STATED EXERCISE |
Count how many lines hold the word "tiền" and give that number as the whole answer.

(Source data)
++++++++
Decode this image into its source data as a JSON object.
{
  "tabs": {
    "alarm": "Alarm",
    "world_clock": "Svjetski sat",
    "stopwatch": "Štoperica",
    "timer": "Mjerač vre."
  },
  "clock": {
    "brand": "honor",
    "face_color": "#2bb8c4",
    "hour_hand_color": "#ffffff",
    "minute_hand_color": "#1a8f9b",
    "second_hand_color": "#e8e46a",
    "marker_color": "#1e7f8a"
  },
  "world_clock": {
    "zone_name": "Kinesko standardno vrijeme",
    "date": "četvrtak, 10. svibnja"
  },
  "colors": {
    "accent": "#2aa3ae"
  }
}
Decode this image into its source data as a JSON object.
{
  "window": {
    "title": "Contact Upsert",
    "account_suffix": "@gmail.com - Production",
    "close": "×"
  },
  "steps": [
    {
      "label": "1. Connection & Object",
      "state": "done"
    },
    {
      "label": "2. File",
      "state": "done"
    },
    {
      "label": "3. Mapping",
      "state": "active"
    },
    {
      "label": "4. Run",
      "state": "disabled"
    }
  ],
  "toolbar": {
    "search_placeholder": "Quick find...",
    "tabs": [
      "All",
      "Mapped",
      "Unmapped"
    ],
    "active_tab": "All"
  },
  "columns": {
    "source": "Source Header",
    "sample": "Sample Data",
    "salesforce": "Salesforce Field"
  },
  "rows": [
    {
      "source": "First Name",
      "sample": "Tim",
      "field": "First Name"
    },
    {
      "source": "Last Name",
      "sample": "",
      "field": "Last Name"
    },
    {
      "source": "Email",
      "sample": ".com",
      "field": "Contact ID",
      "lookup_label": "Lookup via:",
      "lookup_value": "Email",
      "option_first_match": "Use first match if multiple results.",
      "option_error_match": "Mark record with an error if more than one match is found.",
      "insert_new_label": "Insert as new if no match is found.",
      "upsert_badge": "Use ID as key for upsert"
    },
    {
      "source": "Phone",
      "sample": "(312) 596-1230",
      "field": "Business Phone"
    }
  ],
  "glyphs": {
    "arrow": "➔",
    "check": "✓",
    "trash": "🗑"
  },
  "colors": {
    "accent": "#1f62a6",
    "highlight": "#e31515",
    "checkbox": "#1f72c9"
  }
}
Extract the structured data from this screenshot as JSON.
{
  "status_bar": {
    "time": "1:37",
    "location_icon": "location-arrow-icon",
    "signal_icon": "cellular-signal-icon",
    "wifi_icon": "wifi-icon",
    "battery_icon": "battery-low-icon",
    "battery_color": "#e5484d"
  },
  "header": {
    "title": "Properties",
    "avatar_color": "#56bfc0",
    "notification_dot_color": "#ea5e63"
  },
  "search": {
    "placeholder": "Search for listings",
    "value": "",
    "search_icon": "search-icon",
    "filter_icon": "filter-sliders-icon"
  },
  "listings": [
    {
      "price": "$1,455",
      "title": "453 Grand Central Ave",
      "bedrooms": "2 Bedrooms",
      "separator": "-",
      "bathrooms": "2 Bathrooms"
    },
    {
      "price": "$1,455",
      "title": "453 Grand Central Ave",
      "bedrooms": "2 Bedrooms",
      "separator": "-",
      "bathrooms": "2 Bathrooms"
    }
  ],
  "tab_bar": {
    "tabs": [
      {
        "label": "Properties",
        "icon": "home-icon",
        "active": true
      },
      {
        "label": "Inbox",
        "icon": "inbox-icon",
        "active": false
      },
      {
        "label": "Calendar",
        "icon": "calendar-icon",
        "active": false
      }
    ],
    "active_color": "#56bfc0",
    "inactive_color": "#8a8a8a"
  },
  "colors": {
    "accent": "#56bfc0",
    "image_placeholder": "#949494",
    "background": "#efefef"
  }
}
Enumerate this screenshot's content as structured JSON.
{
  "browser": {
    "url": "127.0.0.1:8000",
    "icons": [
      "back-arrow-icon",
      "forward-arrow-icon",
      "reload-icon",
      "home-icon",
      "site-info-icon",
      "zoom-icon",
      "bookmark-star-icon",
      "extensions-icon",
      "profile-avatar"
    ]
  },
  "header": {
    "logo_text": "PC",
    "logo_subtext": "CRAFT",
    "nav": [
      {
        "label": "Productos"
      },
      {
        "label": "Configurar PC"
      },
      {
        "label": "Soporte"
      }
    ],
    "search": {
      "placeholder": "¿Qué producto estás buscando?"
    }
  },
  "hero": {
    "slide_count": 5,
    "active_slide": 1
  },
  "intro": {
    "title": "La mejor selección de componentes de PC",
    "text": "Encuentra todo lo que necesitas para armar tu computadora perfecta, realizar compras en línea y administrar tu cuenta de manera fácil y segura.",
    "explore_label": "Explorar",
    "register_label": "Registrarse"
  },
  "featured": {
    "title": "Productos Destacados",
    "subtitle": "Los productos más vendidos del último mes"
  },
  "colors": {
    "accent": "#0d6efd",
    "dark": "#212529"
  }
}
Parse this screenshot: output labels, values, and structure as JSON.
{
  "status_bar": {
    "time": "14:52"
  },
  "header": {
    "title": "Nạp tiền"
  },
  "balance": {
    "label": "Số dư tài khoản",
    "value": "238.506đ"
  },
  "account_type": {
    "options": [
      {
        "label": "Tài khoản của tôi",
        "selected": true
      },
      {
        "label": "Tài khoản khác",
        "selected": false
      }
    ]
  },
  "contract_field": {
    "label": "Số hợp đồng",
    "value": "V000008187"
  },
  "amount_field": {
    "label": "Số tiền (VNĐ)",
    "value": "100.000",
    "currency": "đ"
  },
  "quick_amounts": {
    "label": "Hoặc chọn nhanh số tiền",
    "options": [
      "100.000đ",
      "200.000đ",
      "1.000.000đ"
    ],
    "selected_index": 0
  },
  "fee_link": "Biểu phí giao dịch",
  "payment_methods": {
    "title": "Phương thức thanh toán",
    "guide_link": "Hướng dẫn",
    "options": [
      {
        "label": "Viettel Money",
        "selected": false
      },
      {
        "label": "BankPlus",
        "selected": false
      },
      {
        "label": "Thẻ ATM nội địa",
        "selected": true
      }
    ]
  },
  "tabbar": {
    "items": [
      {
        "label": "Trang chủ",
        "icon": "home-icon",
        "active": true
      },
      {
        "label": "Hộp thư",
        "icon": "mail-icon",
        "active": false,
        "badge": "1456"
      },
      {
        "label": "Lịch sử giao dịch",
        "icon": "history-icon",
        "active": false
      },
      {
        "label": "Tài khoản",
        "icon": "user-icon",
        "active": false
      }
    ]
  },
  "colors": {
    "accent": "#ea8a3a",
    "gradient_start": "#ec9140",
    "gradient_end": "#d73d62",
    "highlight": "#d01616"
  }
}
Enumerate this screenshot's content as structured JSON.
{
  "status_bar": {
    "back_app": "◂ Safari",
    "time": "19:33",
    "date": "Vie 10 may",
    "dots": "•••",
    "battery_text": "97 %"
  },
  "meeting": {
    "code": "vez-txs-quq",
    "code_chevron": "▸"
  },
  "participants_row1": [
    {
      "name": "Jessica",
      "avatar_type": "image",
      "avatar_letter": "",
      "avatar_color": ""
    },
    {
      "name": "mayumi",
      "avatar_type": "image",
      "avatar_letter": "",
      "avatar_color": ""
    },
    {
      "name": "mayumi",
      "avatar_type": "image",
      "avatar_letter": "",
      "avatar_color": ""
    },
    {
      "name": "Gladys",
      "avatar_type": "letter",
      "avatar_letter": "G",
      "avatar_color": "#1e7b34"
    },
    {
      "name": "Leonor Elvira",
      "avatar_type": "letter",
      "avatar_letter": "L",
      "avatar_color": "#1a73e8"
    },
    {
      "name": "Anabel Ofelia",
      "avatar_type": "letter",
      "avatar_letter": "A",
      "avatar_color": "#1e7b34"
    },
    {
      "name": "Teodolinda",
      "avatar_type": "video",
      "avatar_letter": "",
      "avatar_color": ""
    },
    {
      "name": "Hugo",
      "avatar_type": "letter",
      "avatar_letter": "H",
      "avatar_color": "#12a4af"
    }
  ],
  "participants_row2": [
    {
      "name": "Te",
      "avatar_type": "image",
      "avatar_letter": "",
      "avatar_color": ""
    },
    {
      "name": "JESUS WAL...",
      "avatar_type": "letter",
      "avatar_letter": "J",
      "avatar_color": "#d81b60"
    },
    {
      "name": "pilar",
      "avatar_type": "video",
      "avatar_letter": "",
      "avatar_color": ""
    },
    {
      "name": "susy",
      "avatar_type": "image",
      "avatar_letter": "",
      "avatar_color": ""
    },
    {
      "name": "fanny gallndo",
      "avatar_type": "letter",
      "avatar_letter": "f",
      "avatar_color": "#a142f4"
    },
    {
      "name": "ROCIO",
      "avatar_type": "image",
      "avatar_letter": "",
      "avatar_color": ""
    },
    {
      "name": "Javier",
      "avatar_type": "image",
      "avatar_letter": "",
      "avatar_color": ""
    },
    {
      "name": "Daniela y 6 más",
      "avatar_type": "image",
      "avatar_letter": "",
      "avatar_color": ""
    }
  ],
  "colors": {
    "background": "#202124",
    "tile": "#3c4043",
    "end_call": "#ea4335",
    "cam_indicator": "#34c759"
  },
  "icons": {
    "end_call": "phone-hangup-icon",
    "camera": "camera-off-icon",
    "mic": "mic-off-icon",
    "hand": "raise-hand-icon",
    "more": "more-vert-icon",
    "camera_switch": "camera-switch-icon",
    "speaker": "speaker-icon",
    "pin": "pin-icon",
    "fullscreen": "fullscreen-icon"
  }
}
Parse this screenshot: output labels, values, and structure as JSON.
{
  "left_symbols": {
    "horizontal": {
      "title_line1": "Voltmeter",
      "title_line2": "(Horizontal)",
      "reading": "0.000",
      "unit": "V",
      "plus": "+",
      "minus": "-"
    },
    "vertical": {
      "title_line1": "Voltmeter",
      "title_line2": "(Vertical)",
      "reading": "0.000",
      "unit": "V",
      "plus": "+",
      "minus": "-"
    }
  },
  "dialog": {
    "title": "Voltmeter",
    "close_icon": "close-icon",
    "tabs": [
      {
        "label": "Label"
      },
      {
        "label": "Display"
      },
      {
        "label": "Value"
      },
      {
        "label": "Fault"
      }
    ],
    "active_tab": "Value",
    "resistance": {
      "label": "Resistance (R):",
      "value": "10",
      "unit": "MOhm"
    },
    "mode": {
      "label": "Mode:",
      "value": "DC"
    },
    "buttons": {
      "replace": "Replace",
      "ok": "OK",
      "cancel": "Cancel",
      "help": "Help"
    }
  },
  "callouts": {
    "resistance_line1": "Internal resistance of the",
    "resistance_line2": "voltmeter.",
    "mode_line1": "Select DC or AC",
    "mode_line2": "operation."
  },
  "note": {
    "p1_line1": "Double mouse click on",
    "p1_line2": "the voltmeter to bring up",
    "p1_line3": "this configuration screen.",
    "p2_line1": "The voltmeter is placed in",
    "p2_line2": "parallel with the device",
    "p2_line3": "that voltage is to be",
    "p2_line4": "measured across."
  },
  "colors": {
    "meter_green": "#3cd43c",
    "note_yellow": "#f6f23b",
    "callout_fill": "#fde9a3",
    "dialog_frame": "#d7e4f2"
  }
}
++++++++
REPLY |
3